◆ **TEXT FOR ANALYSIS**
____

Use Capybara from within ActionDispatch::IntegrationTest.

Why?

If your application relies on your server to generate and transmit all of its HTML, then the structure and contents of those HTTP requests and responses is crucial.

Testing the overlap between Controllers and Views

Out of the box, Action Dispatch depends on the rails-dom-testing gem to provide tests with a way of asserting the structure and contents of a request's HTML response body. For example, consider an HTML response for an HTTP GET request to /articles/hello-world:

<html>
  <head>
    <title>Hello, World!</title>
  </head>
  <body>
    <main>
      <h1>Hello, World!</h1>
    </main>
  </body>
</html>

The rails-dom-testing gem provides a collection of methods that transform [CSS selectors][] and text into assertions about the structure and contents of the response body's HTML:

class ArticlesTest < ActionDispatch::IntegrationTest
  test "index" do
    get article_path("hello-world")

    assert_select "title", "Hello, World!"
    assert_select "body main h1", "Hello, World!"
  end
end

In their most simple form, they provide a lot of utility in their flexibility. In spite of that flexibility, writing assertions in this style can become complicated in the face of Real World features.

For example, consider an HTML response for an HTTP GET request to /sessions/new:

<html>
  <head>
    <title>Sign in</title>
  </head>
  <body>
    <main>
      <h1>Sign in</h1>

      <form method="post" action="/sessions">
        <label for="session_email_address">Email address</label>
        <input type="email" id="session_email_address" name="session[email_address]">

        <label for="session_password">Password</label>
        <input type="password" id="session_password" name="session[password]">

        <button>Sign in</button>
      </form>
    </main>
  </body>
</html>

The ActionDispatch::IntegrationTest cases for this page might cover several facets of the HTML, namely:

  1. The page has a <title> element containing the text "Sign in"

____

◆ **COMPLETE THE FOLLOWING**
**a.** Quote the passage on Rails integration testing word for word, from "In their most" to "Real World features.".
**b.** Continue the article on testing Rails HTML responses, starting right after its final line.

____

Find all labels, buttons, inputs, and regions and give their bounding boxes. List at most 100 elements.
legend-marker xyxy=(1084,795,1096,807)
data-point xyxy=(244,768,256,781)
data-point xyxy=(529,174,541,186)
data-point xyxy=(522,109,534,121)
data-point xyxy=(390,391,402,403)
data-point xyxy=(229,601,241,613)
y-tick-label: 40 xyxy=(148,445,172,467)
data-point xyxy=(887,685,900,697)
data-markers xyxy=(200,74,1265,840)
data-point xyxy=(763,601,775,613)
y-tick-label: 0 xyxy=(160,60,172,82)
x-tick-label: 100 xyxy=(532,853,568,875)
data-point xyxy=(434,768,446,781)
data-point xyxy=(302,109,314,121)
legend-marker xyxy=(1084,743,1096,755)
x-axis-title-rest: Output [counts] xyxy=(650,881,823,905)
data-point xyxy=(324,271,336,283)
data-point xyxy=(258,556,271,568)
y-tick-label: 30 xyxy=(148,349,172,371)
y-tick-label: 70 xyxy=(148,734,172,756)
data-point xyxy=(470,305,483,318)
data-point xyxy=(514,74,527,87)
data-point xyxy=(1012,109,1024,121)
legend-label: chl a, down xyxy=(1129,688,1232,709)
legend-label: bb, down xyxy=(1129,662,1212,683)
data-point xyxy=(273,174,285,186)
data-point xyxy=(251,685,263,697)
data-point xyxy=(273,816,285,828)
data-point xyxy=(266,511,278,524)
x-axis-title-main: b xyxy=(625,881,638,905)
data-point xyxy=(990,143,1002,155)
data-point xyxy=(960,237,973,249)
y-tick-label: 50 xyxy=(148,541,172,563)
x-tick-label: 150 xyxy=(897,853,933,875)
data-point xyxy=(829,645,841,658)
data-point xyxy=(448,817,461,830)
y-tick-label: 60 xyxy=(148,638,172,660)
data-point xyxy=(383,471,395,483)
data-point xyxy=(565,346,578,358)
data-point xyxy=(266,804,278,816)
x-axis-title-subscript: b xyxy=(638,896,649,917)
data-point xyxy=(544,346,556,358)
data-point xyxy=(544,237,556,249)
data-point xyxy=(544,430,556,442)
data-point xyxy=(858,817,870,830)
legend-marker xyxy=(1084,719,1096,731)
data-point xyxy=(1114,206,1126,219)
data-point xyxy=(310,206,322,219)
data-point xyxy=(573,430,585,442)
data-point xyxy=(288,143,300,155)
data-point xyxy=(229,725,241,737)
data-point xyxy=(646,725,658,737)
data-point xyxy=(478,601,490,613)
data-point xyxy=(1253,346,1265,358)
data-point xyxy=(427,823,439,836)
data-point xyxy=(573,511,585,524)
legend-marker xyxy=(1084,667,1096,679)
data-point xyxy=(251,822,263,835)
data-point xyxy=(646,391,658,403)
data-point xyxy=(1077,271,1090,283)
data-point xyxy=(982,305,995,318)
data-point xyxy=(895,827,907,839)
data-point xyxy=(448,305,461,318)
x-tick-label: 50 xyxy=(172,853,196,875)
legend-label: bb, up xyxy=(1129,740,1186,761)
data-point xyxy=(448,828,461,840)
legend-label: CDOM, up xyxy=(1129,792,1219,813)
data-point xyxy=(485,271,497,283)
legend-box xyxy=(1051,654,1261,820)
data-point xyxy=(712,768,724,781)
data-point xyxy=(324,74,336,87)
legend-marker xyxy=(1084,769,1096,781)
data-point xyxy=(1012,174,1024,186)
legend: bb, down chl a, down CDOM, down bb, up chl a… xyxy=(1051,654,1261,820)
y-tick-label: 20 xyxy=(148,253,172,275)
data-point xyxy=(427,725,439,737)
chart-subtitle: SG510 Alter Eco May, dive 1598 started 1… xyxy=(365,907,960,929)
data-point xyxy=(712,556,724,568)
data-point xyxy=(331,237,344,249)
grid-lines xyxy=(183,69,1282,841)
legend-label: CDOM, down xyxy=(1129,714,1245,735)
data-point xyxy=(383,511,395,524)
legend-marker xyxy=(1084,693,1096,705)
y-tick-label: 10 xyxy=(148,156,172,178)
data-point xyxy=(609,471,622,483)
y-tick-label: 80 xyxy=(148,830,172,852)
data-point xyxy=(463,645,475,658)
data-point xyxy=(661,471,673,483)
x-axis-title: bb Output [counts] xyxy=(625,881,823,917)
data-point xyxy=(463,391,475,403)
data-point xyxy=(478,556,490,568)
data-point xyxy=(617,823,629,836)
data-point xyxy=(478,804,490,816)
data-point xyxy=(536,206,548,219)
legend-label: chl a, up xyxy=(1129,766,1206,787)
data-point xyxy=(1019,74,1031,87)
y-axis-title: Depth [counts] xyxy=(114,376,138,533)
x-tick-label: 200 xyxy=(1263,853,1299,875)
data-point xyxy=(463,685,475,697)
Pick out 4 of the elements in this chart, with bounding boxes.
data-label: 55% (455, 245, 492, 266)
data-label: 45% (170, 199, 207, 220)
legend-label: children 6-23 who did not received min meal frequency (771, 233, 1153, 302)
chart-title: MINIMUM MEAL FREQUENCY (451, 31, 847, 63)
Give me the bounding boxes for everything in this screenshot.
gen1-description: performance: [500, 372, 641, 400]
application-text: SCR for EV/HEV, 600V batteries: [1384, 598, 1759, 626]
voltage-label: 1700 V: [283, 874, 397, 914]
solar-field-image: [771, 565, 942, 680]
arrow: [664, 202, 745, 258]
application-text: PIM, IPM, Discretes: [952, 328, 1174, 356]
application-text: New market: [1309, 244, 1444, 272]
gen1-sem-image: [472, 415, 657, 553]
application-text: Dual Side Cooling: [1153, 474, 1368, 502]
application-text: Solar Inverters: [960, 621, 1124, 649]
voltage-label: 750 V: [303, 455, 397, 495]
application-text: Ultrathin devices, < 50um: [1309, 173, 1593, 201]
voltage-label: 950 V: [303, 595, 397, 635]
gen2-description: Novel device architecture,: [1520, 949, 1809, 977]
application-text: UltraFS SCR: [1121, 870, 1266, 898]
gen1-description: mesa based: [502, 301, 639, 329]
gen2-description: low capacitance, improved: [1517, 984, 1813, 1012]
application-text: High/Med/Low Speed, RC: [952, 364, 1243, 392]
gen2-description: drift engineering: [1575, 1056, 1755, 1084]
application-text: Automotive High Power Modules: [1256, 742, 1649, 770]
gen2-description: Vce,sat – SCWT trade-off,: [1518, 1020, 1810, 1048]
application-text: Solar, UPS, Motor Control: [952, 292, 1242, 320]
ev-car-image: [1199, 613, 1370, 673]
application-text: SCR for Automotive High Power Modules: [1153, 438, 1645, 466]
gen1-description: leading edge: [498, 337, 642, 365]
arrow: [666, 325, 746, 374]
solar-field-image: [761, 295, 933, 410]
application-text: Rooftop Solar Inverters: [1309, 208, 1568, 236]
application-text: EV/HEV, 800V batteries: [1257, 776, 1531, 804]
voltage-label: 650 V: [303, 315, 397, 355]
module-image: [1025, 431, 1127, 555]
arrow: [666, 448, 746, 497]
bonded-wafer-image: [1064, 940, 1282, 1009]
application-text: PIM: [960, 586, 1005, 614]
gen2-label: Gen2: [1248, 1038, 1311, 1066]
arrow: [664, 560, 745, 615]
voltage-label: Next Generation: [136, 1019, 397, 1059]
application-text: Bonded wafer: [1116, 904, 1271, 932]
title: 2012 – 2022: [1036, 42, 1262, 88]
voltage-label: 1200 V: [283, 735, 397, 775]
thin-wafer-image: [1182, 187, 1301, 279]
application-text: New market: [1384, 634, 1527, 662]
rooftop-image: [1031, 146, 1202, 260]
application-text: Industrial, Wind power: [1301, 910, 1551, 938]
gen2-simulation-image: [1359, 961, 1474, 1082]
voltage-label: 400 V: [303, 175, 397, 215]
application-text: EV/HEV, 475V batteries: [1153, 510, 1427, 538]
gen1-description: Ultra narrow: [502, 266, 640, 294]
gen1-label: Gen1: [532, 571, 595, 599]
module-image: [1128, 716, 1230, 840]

____

◆ **ANSWERS IN ORDER**
**a.**
In their most simple form, they provide a lot of utility in their flexibility. In spite of that flexibility, writing assertions in this style can become complicated in the face of Real World features.

**b.**
  2. The page has the text "Sign in" in its header and a <button> with "Sign in" as its content, and that they're two different elements.
  3. The page has an <input type="email"> element to collect the user's email address, and that field is labelled with the text "Email address"
  4. The page has an <input type="password"> element to collect the user's password, and that field is labelled with the text "Password".

We could cover those requirements with the following rails-dom-testing-capable test:

class SessionsTest < ActionDispatch::IntegrationTest
  test "new" do
    get new_session_path

    assert_select "title", "Sign in"
    assert_select "body main h1", "Sign in"
    assert_select "body main button", "Sign in"
    assert_select %(input[id="session_email_address"][type="email"])
    assert_select %(label[for="session_email_address"]), "Email address"
    assert_select %(input[id="session_password"][type="password"])
    assert_select %(label[for="session_password"]), "Password"
  end
end

These assertions are sufficient to exercise the page, making sure it meets all of our requirements. Unfortunately, the assertions have some issues.

For instance, the assertions about the relationships between the <input> and <label> elements are extremely brittle. They encode the session_email_address and session_password element [id] attribute directly into the test. If that page's HTML were to change, those tests would fail even if the new HTML declared the <label> elements with the same text content and in a way that continued to properly reference their <input> elements.

Similarly, the specificity required by the title, h1, and button selectors is tedious compared to how different a <title>, <h1> and <button> are treated by a browser.

These types of issues could be addressed by introducing abstractions to account for the varying semantics of each requirement. Luckily, a tool that already does that on our behalf exists: System Tests!

If we were to write a System Test to exercise our page to make sure it meets the requirements, it might resemble something like:

class SessionsTest < ActionDispatch::SystemTestCase
  test "new" do
    visit new_session_path

    assert_title "Sign in"
    assert_css "h1", "Sign in"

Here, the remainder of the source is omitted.